GIVEN INSTRUCTION 1>
Copy out the rows word for word, starting with the row containing "y-tick-label: -20% [82, 522, 152, 555]" and ending with the row containing "data-point [577, 461, 607, 491]", including both of those rows.

DOCUMENT SECTION>
_ _ _

How to Use Tracking Technology to React to Attendee Behavior

At the World Petroleum Conference, Control Group used Microsoft’s Kinect motion-sensing cameras with multiple zones of interaction. As an attendee got closer to the 12- by 80-foot display, that movement activated different pieces of content on the screens.
At the World Petroleum Conference, Control Group used Microsoft’s Kinect motion-sensing cameras with multiple zones of interaction. As an attendee got closer to the 12- by 80-foot display, that movement activated different pieces of content on the screens.
Photo: Courtesy of Control Group

Wi-Fi, sensors, radio-frequency identification, and other technologies are creating new opportunities for planners to track and respond to attendee behavior at events such as trade shows and conventions. Control Group is a technology firm that has worked with clients such as Chevron and Mercedes-Benz Fashion Week to design interactive, data-driven experiences.

“The opportunity to do something at an event that is extremely original, distinctive, and that is also sensitive and not overpowering is more available now than it has ever been. That is due to the emergence and consumerization of some really great sensing and communication technology,” said Control Group C.E.O. Campbell Hyers. “Your competition is not just other events and other booths. Your competition is hotels, cruise lines, retail stores, the home—places people are being wowed all the time by what we call magic.”

Hyers shared three examples of attendee tracking and how it can be used to enhance user experience at an event:

1. Tracking movement throughout a large space, such as a convention hall.
Control Group demonstrated this capability at the O’Reilly Where Conference in April. The company built a Wi-Fi network to capture real-time location patterns of attendees through their Wi-Fi-enabled devices. The data indicated the types and concentration of devices in the room at any given moment, for example indicating the booths that attracted the most people. “The purpose was to allow people at that conference who are interested in proximity marketing and intelligence to have a conversation about what it means to have that sort of information,” said Hyers. This type of tracking can also be used to make the space and signage react differently based on a person’s movement. “If I am returning to a space that [has], let’s say a display screen, it would be good if you didn’t repeat what I had previously experienced. There’s knowledge that can be gained from knowing you have a returning person. For example, to let the booth manager know, ‘Hey somebody is here for a second time. You should seek them out,’” said Hyers.

_ _ _

Element location data>
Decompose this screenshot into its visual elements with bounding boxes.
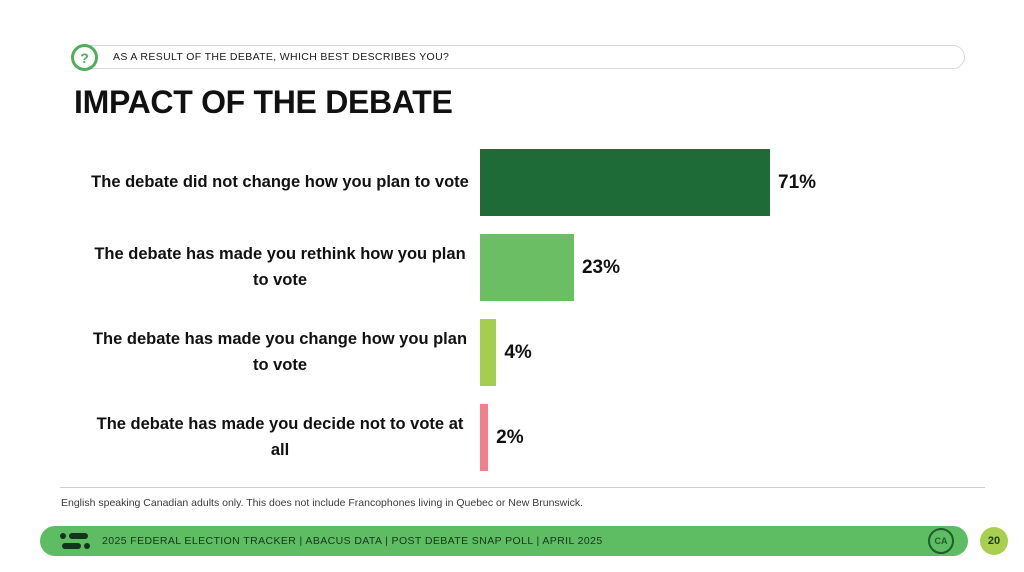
bar-category-label: The debate has made you rethink how you …	[90, 225, 470, 310]
bar	[480, 404, 488, 471]
bar-category-label: The debate has made you change how you p…	[90, 310, 470, 395]
chart-row: The debate has made you change how you p…	[0, 310, 1024, 395]
bar-category-label: The debate has made you decide not to vo…	[90, 395, 470, 480]
chart-row: The debate did not change how you plan t…	[0, 140, 1024, 225]
question-banner: ? AS A RESULT OF THE DEBATE, WHICH BEST …	[78, 45, 965, 69]
footer-text: 2025 FEDERAL ELECTION TRACKER | ABACUS D…	[102, 535, 603, 547]
bar	[480, 234, 574, 301]
page-number-badge: 20	[980, 527, 1008, 555]
question-text: AS A RESULT OF THE DEBATE, WHICH BEST DE…	[113, 51, 449, 63]
slide: ? AS A RESULT OF THE DEBATE, WHICH BEST …	[0, 0, 1024, 572]
bar	[480, 149, 770, 216]
footnote-divider	[60, 487, 985, 488]
bar-group: 23%	[480, 225, 620, 310]
bar-value-label: 23%	[582, 257, 620, 279]
bar-category-label: The debate did not change how you plan t…	[90, 140, 470, 225]
chart-row: The debate has made you rethink how you …	[0, 225, 1024, 310]
footer-bar: 2025 FEDERAL ELECTION TRACKER | ABACUS D…	[40, 526, 968, 556]
page-title: IMPACT OF THE DEBATE	[74, 84, 453, 121]
chart-row: The debate has made you decide not to vo…	[0, 395, 1024, 480]
bar-group: 4%	[480, 310, 532, 395]
footnote-text: English speaking Canadian adults only. T…	[61, 497, 583, 509]
bar-value-label: 4%	[504, 342, 531, 364]
bar-value-label: 71%	[778, 172, 816, 194]
abacus-circle-logo-icon: CA	[928, 528, 954, 554]
bar-chart: The debate did not change how you plan t…	[0, 140, 1024, 480]
bar-value-label: 2%	[496, 427, 523, 449]
bar-group: 71%	[480, 140, 816, 225]
bar-group: 2%	[480, 395, 524, 480]
question-mark-icon: ?	[71, 44, 98, 71]
abacus-data-logo-icon	[60, 532, 90, 551]
bar	[480, 319, 496, 386]
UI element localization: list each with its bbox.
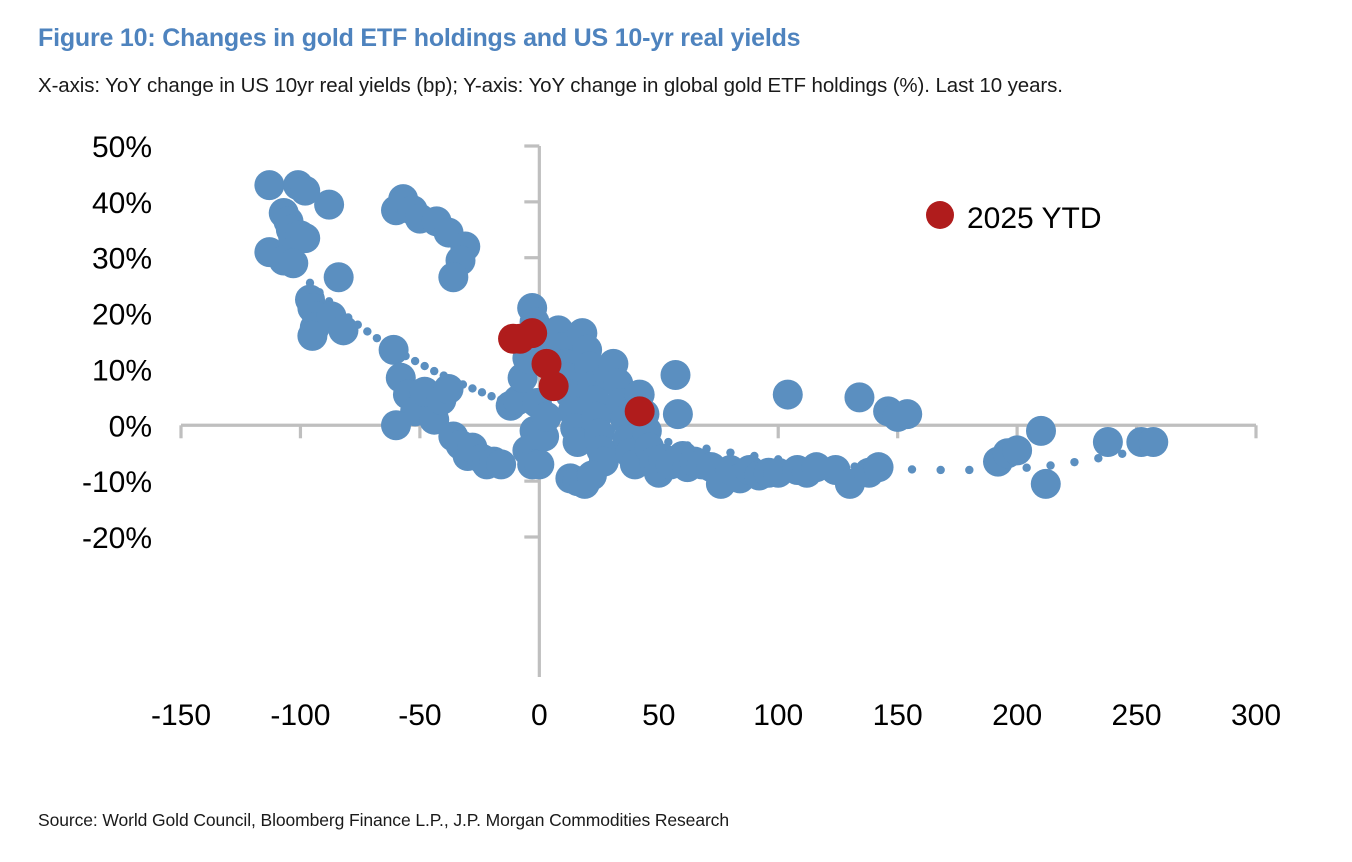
y-tick-label: -20% [82, 522, 152, 555]
data-point [1026, 416, 1056, 446]
trendline-dot [420, 362, 428, 370]
trendline-dot [373, 334, 381, 342]
data-point [1138, 427, 1168, 457]
data-point [278, 248, 308, 278]
trendline-dot [478, 388, 486, 396]
y-tick-label: 10% [92, 354, 152, 387]
data-point [379, 335, 409, 365]
x-tick-labels: -150-100-50050100150200250300 [151, 699, 1281, 732]
data-point [864, 452, 894, 482]
data-point [892, 399, 922, 429]
x-tick-label: 300 [1231, 699, 1281, 732]
trendline-dot [908, 465, 916, 473]
y-tick-label: 0% [109, 410, 152, 443]
data-point [254, 170, 284, 200]
y-tick-label: 40% [92, 187, 152, 220]
data-point [532, 402, 562, 432]
trendline-dot [411, 357, 419, 365]
figure-subtitle: X-axis: YoY change in US 10yr real yield… [38, 74, 1063, 98]
x-tick-label: 0 [531, 699, 548, 732]
x-tick-label: 100 [753, 699, 803, 732]
trendline-dot [468, 384, 476, 392]
x-tick-label: 150 [873, 699, 923, 732]
plot-svg: -20%-10%0%10%20%30%40%50% -150-100-50050… [0, 120, 1352, 760]
data-point [434, 374, 464, 404]
data-point [297, 321, 327, 351]
trendline-dot [936, 466, 944, 474]
data-point [438, 262, 468, 292]
data-point [486, 449, 516, 479]
data-point-ytd [625, 396, 655, 426]
x-tick-label: -150 [151, 699, 211, 732]
y-tick-label: -10% [82, 466, 152, 499]
y-tick-label: 20% [92, 299, 152, 332]
legend-label: 2025 YTD [967, 202, 1102, 235]
trendline-dot [430, 367, 438, 375]
figure-container: Figure 10: Changes in gold ETF holdings … [0, 0, 1352, 862]
data-point [1031, 469, 1061, 499]
figure-source: Source: World Gold Council, Bloomberg Fi… [38, 810, 729, 831]
data-point [1093, 427, 1123, 457]
data-point [661, 360, 691, 390]
trendline-dot [487, 392, 495, 400]
data-point-ytd [539, 371, 569, 401]
data-point [324, 262, 354, 292]
trendline-dot [363, 327, 371, 335]
y-tick-labels: -20%-10%0%10%20%30%40%50% [82, 131, 152, 555]
legend-marker [926, 201, 954, 229]
x-tick-label: 250 [1112, 699, 1162, 732]
data-point-ytd [517, 318, 547, 348]
data-point [577, 461, 607, 491]
data-point [524, 449, 554, 479]
trendline-dot [1022, 464, 1030, 472]
data-point [663, 399, 693, 429]
y-tick-label: 30% [92, 243, 152, 276]
x-tick-label: -100 [270, 699, 330, 732]
data-point [381, 410, 411, 440]
scatter-plot: -20%-10%0%10%20%30%40%50% -150-100-50050… [0, 120, 1352, 760]
x-tick-label: 50 [642, 699, 675, 732]
y-tick-label: 50% [92, 131, 152, 164]
trendline-dot [965, 466, 973, 474]
figure-title: Figure 10: Changes in gold ETF holdings … [38, 24, 800, 53]
data-point [773, 380, 803, 410]
chart-legend: 2025 YTD [926, 201, 1102, 235]
data-point [328, 315, 358, 345]
data-point [1002, 435, 1032, 465]
data-point [314, 190, 344, 220]
trendline-dot [1070, 458, 1078, 466]
x-tick-label: -50 [398, 699, 441, 732]
trendline-dot [1046, 461, 1054, 469]
x-tick-label: 200 [992, 699, 1042, 732]
data-point [844, 382, 874, 412]
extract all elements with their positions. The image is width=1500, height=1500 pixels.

_ _ _

GIVEN INSTRUCTION 2>
Quote the entire article on using tracking technology at events, word for word.

FULL SOLUTION 1>
y-tick-label: -20% [82, 522, 152, 555]
data-point [1026, 416, 1056, 446]
trendline-dot [420, 362, 428, 370]
trendline-dot [373, 334, 381, 342]
data-point [1138, 427, 1168, 457]
data-point [278, 248, 308, 278]
trendline-dot [478, 388, 486, 396]
y-tick-label: 10% [92, 354, 152, 387]
data-point [379, 335, 409, 365]
x-tick-labels: -150-100-50050100150200250300 [151, 699, 1281, 732]
data-point [864, 452, 894, 482]
data-point [892, 399, 922, 429]
x-tick-label: 300 [1231, 699, 1281, 732]
trendline-dot [908, 465, 916, 473]
y-tick-label: 0% [109, 410, 152, 443]
data-point [254, 170, 284, 200]
y-tick-label: 40% [92, 187, 152, 220]
data-point [532, 402, 562, 432]
trendline-dot [411, 357, 419, 365]
figure-subtitle: X-axis: YoY change in US 10yr real yield… [38, 74, 1063, 98]
x-tick-label: 0 [531, 699, 548, 732]
x-tick-label: 100 [753, 699, 803, 732]
trendline-dot [468, 384, 476, 392]
x-tick-label: 150 [873, 699, 923, 732]
plot-svg: -20%-10%0%10%20%30%40%50% -150-100-50050… [0, 120, 1352, 760]
data-point [434, 374, 464, 404]
data-point [297, 321, 327, 351]
trendline-dot [936, 466, 944, 474]
data-point [438, 262, 468, 292]
data-point [486, 449, 516, 479]
data-point-ytd [625, 396, 655, 426]
x-tick-label: -150 [151, 699, 211, 732]
y-tick-label: -10% [82, 466, 152, 499]
y-tick-label: 20% [92, 299, 152, 332]
legend-label: 2025 YTD [967, 202, 1102, 235]
trendline-dot [430, 367, 438, 375]
figure-container: Figure 10: Changes in gold ETF holdings … [0, 0, 1352, 862]
data-point [1031, 469, 1061, 499]
figure-source: Source: World Gold Council, Bloomberg Fi… [38, 810, 729, 831]
data-point [1093, 427, 1123, 457]
data-point [661, 360, 691, 390]
trendline-dot [487, 392, 495, 400]
data-point-ytd [539, 371, 569, 401]
data-point [324, 262, 354, 292]
trendline-dot [363, 327, 371, 335]
y-tick-labels: -20%-10%0%10%20%30%40%50% [82, 131, 152, 555]
legend-marker [926, 201, 954, 229]
x-tick-label: 250 [1112, 699, 1162, 732]
data-point-ytd [517, 318, 547, 348]
data-point [577, 461, 607, 491]

FULL SOLUTION 2>
How to Use Tracking Technology to React to Attendee Behavior

At the World Petroleum Conference, Control Group used Microsoft’s Kinect motion-sensing cameras with multiple zones of interaction. As an attendee got closer to the 12- by 80-foot display, that movement activated different pieces of content on the screens.
At the World Petroleum Conference, Control Group used Microsoft’s Kinect motion-sensing cameras with multiple zones of interaction. As an attendee got closer to the 12- by 80-foot display, that movement activated different pieces of content on the screens.
Photo: Courtesy of Control Group

Wi-Fi, sensors, radio-frequency identification, and other technologies are creating new opportunities for planners to track and respond to attendee behavior at events such as trade shows and conventions. Control Group is a technology firm that has worked with clients such as Chevron and Mercedes-Benz Fashion Week to design interactive, data-driven experiences.

“The opportunity to do something at an event that is extremely original, distinctive, and that is also sensitive and not overpowering is more available now than it has ever been. That is due to the emergence and consumerization of some really great sensing and communication technology,” said Control Group C.E.O. Campbell Hyers. “Your competition is not just other events and other booths. Your competition is hotels, cruise lines, retail stores, the home—places people are being wowed all the time by what we call magic.”

Hyers shared three examples of attendee tracking and how it can be used to enhance user experience at an event:

1. Tracking movement throughout a large space, such as a convention hall.
Control Group demonstrated this capability at the O’Reilly Where Conference in April. The company built a Wi-Fi network to capture real-time location patterns of attendees through their Wi-Fi-enabled devices. The data indicated the types and concentration of devices in the room at any given moment, for example indicating the booths that attracted the most people. “The purpose was to allow people at that conference who are interested in proximity marketing and intelligence to have a conversation about what it means to have that sort of information,” said Hyers. This type of tracking can also be used to make the space and signage react differently based on a person’s movement. “If I am returning to a space that [has], let’s say a display screen, it would be good if you didn’t repeat what I had previously experienced. There’s knowledge that can be gained from knowing you have a returning person. For example, to let the booth manager know, ‘Hey somebody is here for a second time. You should seek them out,’” said Hyers.